* [Text passage]:
******

FILM: Days of Youth (Yasujiro Ozu, 1929) – 103min
MUSIC: Piano Nights/Beileied – Bohren & Der Club of Gore – 61min/35min
FILM: The earliest surviving film from Ozu. It doesn’t have many stylistic similarities with the the films we know and love him for, but there are glimpses of things like his pillow shots within the film. Instead of a focusing on family, the film focuses on two college boys as they compete for the the affections of the same girl. One is a slacker, more adept at skirt chasing, and the other is a basically a Japanese Harold Lloyd (complete with the same rimmed glasses!), more studious but no luck in romance or much else in life. It’s not until the later half of the film when the competition between the two men emerges as that is when the information the audience has becomes apparent to the characters that they are vying for the same girl. The film’s use of POV is uncharacteristic of Ozu but not necessarily a negative, especially when someone biffs it on skies we get to see the tumble from their first person. Some fun gags sprinkled throughout, but the film doesn’t call out for repeated viewings as much as his later stuff, at least for myself anyway.

******

* [Task inputs]:
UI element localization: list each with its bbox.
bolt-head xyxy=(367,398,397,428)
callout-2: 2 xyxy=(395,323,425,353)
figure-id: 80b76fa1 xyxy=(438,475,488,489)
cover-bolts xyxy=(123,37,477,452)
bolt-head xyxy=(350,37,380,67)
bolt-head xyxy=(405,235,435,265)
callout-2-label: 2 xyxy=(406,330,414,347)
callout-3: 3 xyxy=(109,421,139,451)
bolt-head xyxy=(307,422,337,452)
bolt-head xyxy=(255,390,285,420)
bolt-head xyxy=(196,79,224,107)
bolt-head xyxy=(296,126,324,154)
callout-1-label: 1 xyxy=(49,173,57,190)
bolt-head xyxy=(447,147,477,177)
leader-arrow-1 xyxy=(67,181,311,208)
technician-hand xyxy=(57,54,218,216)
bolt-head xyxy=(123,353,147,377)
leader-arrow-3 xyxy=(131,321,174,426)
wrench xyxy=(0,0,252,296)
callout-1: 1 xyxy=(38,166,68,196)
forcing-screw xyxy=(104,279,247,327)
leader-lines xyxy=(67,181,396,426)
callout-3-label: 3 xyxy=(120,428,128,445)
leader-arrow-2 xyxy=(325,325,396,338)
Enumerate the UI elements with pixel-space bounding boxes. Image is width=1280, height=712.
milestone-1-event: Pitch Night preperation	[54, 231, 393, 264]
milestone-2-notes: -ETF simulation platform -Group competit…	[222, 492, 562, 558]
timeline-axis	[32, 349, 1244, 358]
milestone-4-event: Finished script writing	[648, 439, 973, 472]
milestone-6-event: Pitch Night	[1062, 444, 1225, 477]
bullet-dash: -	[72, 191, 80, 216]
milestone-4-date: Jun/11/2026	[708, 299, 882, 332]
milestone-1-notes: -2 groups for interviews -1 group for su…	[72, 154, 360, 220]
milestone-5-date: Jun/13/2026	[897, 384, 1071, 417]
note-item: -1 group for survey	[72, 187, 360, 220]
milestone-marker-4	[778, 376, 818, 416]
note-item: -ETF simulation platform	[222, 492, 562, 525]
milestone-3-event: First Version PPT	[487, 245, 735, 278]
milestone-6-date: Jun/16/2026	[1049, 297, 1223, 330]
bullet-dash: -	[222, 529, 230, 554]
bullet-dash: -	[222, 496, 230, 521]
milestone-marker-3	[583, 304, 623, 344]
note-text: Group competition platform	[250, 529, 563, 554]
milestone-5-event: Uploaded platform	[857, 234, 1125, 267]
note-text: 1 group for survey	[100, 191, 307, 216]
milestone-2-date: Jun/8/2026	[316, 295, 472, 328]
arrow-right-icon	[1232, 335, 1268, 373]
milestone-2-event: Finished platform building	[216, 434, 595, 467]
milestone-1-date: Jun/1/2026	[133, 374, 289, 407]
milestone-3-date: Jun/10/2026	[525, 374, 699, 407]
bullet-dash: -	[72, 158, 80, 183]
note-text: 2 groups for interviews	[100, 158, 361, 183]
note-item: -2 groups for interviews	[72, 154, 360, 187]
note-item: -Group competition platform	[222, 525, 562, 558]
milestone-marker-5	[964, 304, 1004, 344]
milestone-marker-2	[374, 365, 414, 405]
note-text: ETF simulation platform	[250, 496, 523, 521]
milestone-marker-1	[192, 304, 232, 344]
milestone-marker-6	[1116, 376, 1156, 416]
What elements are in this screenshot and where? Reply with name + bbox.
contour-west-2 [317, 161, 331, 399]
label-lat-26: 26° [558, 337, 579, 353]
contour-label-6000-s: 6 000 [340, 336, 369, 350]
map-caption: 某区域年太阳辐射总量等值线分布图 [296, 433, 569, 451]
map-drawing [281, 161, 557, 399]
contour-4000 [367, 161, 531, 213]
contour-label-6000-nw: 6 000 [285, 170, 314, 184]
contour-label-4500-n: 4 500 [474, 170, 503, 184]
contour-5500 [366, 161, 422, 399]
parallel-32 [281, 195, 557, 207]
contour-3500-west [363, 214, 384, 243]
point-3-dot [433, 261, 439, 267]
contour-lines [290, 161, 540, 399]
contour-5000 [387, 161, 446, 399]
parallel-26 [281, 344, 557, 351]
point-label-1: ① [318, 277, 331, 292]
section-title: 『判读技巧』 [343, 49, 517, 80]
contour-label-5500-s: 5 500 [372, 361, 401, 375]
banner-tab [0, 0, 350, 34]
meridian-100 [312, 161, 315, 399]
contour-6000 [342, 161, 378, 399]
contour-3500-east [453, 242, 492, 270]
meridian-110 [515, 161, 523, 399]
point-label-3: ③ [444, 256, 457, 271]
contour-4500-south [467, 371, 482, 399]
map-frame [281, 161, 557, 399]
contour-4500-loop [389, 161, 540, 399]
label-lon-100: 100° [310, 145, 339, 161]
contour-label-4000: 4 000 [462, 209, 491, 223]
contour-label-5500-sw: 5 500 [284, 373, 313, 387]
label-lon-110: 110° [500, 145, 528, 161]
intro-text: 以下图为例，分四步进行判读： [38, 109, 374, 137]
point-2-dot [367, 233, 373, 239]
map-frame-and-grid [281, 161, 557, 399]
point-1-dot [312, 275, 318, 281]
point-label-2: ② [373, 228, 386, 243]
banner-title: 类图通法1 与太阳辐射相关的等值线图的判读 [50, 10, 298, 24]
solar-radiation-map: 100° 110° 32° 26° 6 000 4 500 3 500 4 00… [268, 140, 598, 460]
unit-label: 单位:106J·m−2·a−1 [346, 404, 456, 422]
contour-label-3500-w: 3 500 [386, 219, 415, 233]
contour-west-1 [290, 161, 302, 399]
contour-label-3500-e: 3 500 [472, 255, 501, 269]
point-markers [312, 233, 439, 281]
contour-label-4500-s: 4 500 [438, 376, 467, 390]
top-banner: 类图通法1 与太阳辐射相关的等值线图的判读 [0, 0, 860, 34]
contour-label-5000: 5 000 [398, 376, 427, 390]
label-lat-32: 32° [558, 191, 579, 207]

******

* [Set task 1]:
According to the film review, what do the two college boys compete for?
* [Set task 2]:
Rewrite everything from the first of the rows down through the line containing "bolt-head xyxy=(196,79,224,107)", replacing "cover-bolts" with "cover-plate" and leaving all else unchanged.
The rows are unrelated to the film review.

* [Response 1]:
The affections of the same girl.

* [Response 2]:
UI element localization: list each with its bbox.
bolt-head xyxy=(367,398,397,428)
callout-2: 2 xyxy=(395,323,425,353)
figure-id: 80b76fa1 xyxy=(438,475,488,489)
cover-plate xyxy=(123,37,477,452)
bolt-head xyxy=(350,37,380,67)
bolt-head xyxy=(405,235,435,265)
callout-2-label: 2 xyxy=(406,330,414,347)
callout-3: 3 xyxy=(109,421,139,451)
bolt-head xyxy=(307,422,337,452)
bolt-head xyxy=(255,390,285,420)
bolt-head xyxy=(196,79,224,107)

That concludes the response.